GIVEN INSTRUCTION: Repeat every line of the data exactly, but not the pictures.

DATA SUPPLIED:
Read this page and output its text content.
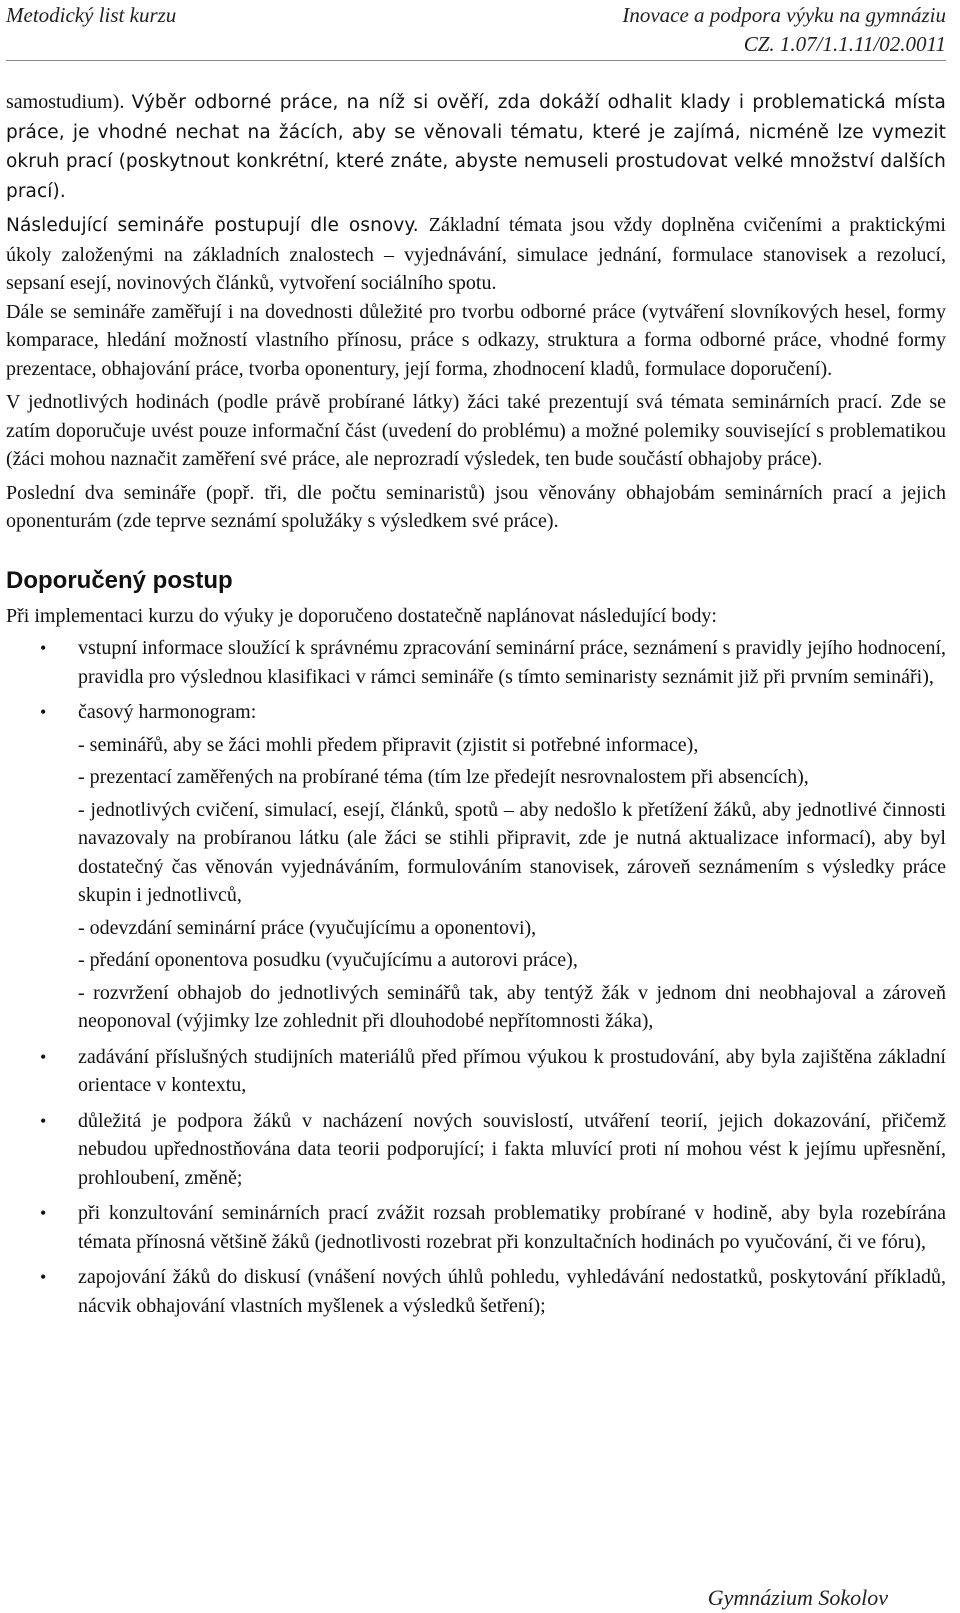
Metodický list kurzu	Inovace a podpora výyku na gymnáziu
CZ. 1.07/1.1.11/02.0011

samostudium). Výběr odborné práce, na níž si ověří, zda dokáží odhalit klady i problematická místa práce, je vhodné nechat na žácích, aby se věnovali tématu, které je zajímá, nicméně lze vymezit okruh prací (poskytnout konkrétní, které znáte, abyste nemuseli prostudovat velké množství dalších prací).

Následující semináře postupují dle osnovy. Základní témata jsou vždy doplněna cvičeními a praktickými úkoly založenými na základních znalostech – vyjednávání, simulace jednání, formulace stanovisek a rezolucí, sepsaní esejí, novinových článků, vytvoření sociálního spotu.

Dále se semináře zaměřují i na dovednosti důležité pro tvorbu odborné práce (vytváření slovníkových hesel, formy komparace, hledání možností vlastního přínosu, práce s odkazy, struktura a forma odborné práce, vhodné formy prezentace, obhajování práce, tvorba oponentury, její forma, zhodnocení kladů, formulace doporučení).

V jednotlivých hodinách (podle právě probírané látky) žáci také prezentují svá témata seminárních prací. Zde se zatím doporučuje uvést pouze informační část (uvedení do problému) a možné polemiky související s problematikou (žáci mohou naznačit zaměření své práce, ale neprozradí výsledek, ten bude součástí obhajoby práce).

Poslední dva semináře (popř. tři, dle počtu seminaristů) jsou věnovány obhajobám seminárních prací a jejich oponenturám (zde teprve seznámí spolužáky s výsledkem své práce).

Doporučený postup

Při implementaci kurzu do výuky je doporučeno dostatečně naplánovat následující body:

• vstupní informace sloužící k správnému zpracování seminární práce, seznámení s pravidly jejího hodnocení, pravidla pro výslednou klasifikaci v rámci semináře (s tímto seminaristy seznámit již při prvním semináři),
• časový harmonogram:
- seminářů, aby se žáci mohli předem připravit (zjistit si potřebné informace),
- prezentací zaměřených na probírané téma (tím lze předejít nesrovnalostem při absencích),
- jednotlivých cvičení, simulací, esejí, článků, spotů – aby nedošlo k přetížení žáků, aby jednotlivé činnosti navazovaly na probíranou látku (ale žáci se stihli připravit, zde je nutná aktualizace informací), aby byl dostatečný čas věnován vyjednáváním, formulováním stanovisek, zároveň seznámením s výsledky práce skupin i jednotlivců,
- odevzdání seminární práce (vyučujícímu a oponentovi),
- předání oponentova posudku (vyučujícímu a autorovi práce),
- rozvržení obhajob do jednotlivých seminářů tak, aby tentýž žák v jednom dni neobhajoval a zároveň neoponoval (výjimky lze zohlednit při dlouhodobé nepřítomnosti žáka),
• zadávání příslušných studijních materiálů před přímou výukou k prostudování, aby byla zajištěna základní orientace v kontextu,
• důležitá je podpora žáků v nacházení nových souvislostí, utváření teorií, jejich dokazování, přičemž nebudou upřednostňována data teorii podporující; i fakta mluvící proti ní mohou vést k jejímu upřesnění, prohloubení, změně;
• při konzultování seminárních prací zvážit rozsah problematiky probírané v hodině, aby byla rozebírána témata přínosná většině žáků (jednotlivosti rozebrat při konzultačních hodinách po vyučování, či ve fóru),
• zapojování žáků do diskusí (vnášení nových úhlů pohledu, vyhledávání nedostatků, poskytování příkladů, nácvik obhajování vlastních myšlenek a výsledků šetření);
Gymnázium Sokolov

ANSWER FOR THE TASK:
Read this page and output its text content.
Metodický list kurzu	Inovace a podpora výyku na gymnáziu
CZ. 1.07/1.1.11/02.0011

samostudium). Výběr odborné práce, na níž si ověří, zda dokáží odhalit klady i problematická místa práce, je vhodné nechat na žácích, aby se věnovali tématu, které je zajímá, nicméně lze vymezit okruh prací (poskytnout konkrétní, které znáte, abyste nemuseli prostudovat velké množství dalších prací).

Následující semináře postupují dle osnovy. Základní témata jsou vždy doplněna cvičeními a praktickými úkoly založenými na základních znalostech – vyjednávání, simulace jednání, formulace stanovisek a rezolucí, sepsaní esejí, novinových článků, vytvoření sociálního spotu.

Dále se semináře zaměřují i na dovednosti důležité pro tvorbu odborné práce (vytváření slovníkových hesel, formy komparace, hledání možností vlastního přínosu, práce s odkazy, struktura a forma odborné práce, vhodné formy prezentace, obhajování práce, tvorba oponentury, její forma, zhodnocení kladů, formulace doporučení).

V jednotlivých hodinách (podle právě probírané látky) žáci také prezentují svá témata seminárních prací. Zde se zatím doporučuje uvést pouze informační část (uvedení do problému) a možné polemiky související s problematikou (žáci mohou naznačit zaměření své práce, ale neprozradí výsledek, ten bude součástí obhajoby práce).

Poslední dva semináře (popř. tři, dle počtu seminaristů) jsou věnovány obhajobám seminárních prací a jejich oponenturám (zde teprve seznámí spolužáky s výsledkem své práce).

Doporučený postup

Při implementaci kurzu do výuky je doporučeno dostatečně naplánovat následující body:

• vstupní informace sloužící k správnému zpracování seminární práce, seznámení s pravidly jejího hodnocení, pravidla pro výslednou klasifikaci v rámci semináře (s tímto seminaristy seznámit již při prvním semináři),
• časový harmonogram:
- seminářů, aby se žáci mohli předem připravit (zjistit si potřebné informace),
- prezentací zaměřených na probírané téma (tím lze předejít nesrovnalostem při absencích),
- jednotlivých cvičení, simulací, esejí, článků, spotů – aby nedošlo k přetížení žáků, aby jednotlivé činnosti navazovaly na probíranou látku (ale žáci se stihli připravit, zde je nutná aktualizace informací), aby byl dostatečný čas věnován vyjednáváním, formulováním stanovisek, zároveň seznámením s výsledky práce skupin i jednotlivců,
- odevzdání seminární práce (vyučujícímu a oponentovi),
- předání oponentova posudku (vyučujícímu a autorovi práce),
- rozvržení obhajob do jednotlivých seminářů tak, aby tentýž žák v jednom dni neobhajoval a zároveň neoponoval (výjimky lze zohlednit při dlouhodobé nepřítomnosti žáka),
• zadávání příslušných studijních materiálů před přímou výukou k prostudování, aby byla zajištěna základní orientace v kontextu,
• důležitá je podpora žáků v nacházení nových souvislostí, utváření teorií, jejich dokazování, přičemž nebudou upřednostňována data teorii podporující; i fakta mluvící proti ní mohou vést k jejímu upřesnění, prohloubení, změně;
• při konzultování seminárních prací zvážit rozsah problematiky probírané v hodině, aby byla rozebírána témata přínosná většině žáků (jednotlivosti rozebrat při konzultačních hodinách po vyučování, či ve fóru),
• zapojování žáků do diskusí (vnášení nových úhlů pohledu, vyhledávání nedostatků, poskytování příkladů, nácvik obhajování vlastních myšlenek a výsledků šetření);
Gymnázium Sokolov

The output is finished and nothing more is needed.